━━━ Data

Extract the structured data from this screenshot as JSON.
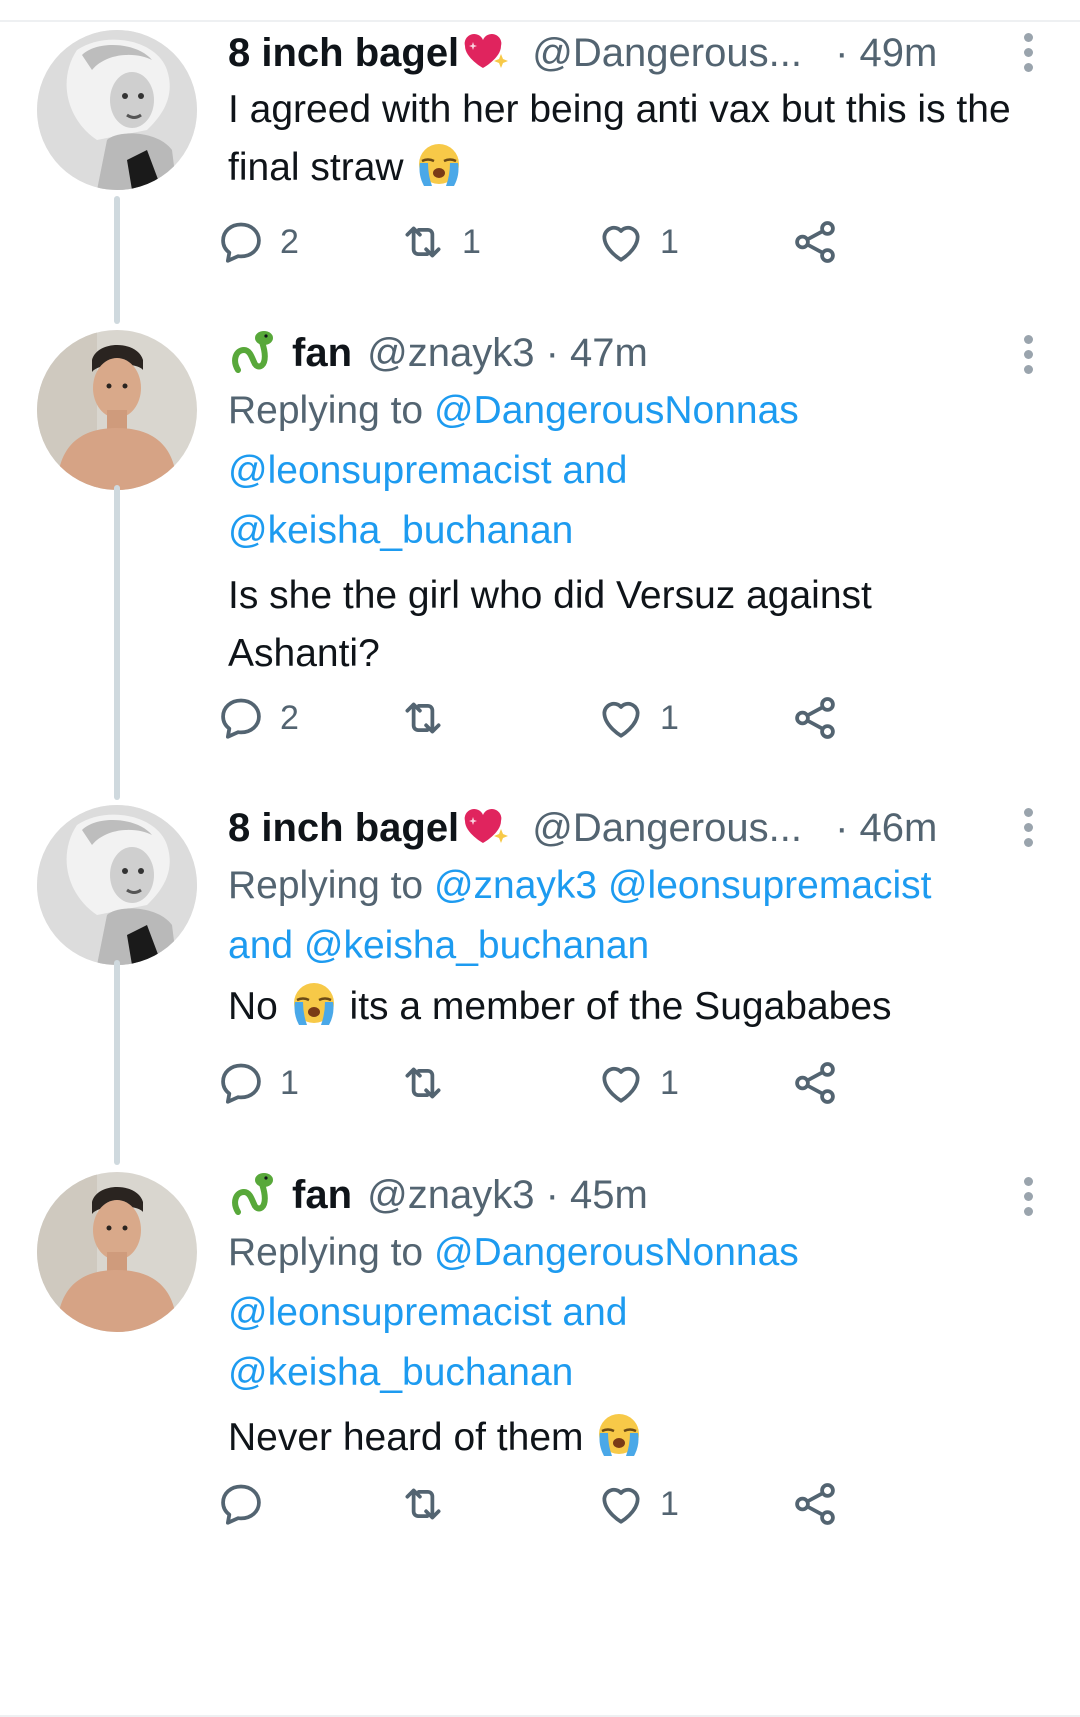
{
  "tweets": [
    {
      "name": "8 inch bagel",
      "handle": "@Dangerous...",
      "dot": "·",
      "time": "49m",
      "text_before_emoji": "I agreed with her being anti vax but this is the final straw ",
      "text_after_emoji": "",
      "replies": "2",
      "retweets": "1",
      "likes": "1"
    },
    {
      "name": "fan",
      "handle": "@znayk3",
      "dot": "·",
      "time": "47m",
      "replying_prefix": "Replying to ",
      "replying_line1": "@DangerousNonnas",
      "replying_line2": "@leonsupremacist and",
      "replying_line3": "@keisha_buchanan",
      "text": "Is she the girl who did Versuz against Ashanti?",
      "replies": "2",
      "retweets": "",
      "likes": "1"
    },
    {
      "name": "8 inch bagel",
      "handle": "@Dangerous...",
      "dot": "·",
      "time": "46m",
      "replying_prefix": "Replying to ",
      "replying_line1": "@znayk3 @leonsupremacist",
      "replying_line2": "and @keisha_buchanan",
      "text_before_emoji": "No ",
      "text_after_emoji": " its a member of the Sugababes",
      "replies": "1",
      "retweets": "",
      "likes": "1"
    },
    {
      "name": "fan",
      "handle": "@znayk3",
      "dot": "·",
      "time": "45m",
      "replying_prefix": "Replying to ",
      "replying_line1": "@DangerousNonnas",
      "replying_line2": "@leonsupremacist and",
      "replying_line3": "@keisha_buchanan",
      "text_before_emoji": "Never heard of them ",
      "replies": "",
      "retweets": "",
      "likes": "1"
    }
  ],
  "icons": {
    "reply": "reply-icon",
    "retweet": "retweet-icon",
    "like": "heart-icon",
    "share": "share-icon",
    "more": "more-options-icon",
    "crying": "loudly-crying-face-icon",
    "heart_badge": "sparkling-heart-icon",
    "snake": "snake-icon"
  },
  "colors": {
    "link": "#1d9bf0",
    "secondary": "#536471",
    "thread_line": "#cfd9de"
  }
}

━━━━━━

Exercise: Retype each record exactly as it stands, but do not include the pictures.

Solution to this problem:
Extract the structured data from this screenshot as JSON.
{
  "tweets": [
    {
      "name": "8 inch bagel",
      "handle": "@Dangerous...",
      "dot": "·",
      "time": "49m",
      "text_before_emoji": "I agreed with her being anti vax but this is the final straw ",
      "text_after_emoji": "",
      "replies": "2",
      "retweets": "1",
      "likes": "1"
    },
    {
      "name": "fan",
      "handle": "@znayk3",
      "dot": "·",
      "time": "47m",
      "replying_prefix": "Replying to ",
      "replying_line1": "@DangerousNonnas",
      "replying_line2": "@leonsupremacist and",
      "replying_line3": "@keisha_buchanan",
      "text": "Is she the girl who did Versuz against Ashanti?",
      "replies": "2",
      "retweets": "",
      "likes": "1"
    },
    {
      "name": "8 inch bagel",
      "handle": "@Dangerous...",
      "dot": "·",
      "time": "46m",
      "replying_prefix": "Replying to ",
      "replying_line1": "@znayk3 @leonsupremacist",
      "replying_line2": "and @keisha_buchanan",
      "text_before_emoji": "No ",
      "text_after_emoji": " its a member of the Sugababes",
      "replies": "1",
      "retweets": "",
      "likes": "1"
    },
    {
      "name": "fan",
      "handle": "@znayk3",
      "dot": "·",
      "time": "45m",
      "replying_prefix": "Replying to ",
      "replying_line1": "@DangerousNonnas",
      "replying_line2": "@leonsupremacist and",
      "replying_line3": "@keisha_buchanan",
      "text_before_emoji": "Never heard of them ",
      "replies": "",
      "retweets": "",
      "likes": "1"
    }
  ],
  "icons": {
    "reply": "reply-icon",
    "retweet": "retweet-icon",
    "like": "heart-icon",
    "share": "share-icon",
    "more": "more-options-icon",
    "crying": "loudly-crying-face-icon",
    "heart_badge": "sparkling-heart-icon",
    "snake": "snake-icon"
  },
  "colors": {
    "link": "#1d9bf0",
    "secondary": "#536471",
    "thread_line": "#cfd9de"
  }
}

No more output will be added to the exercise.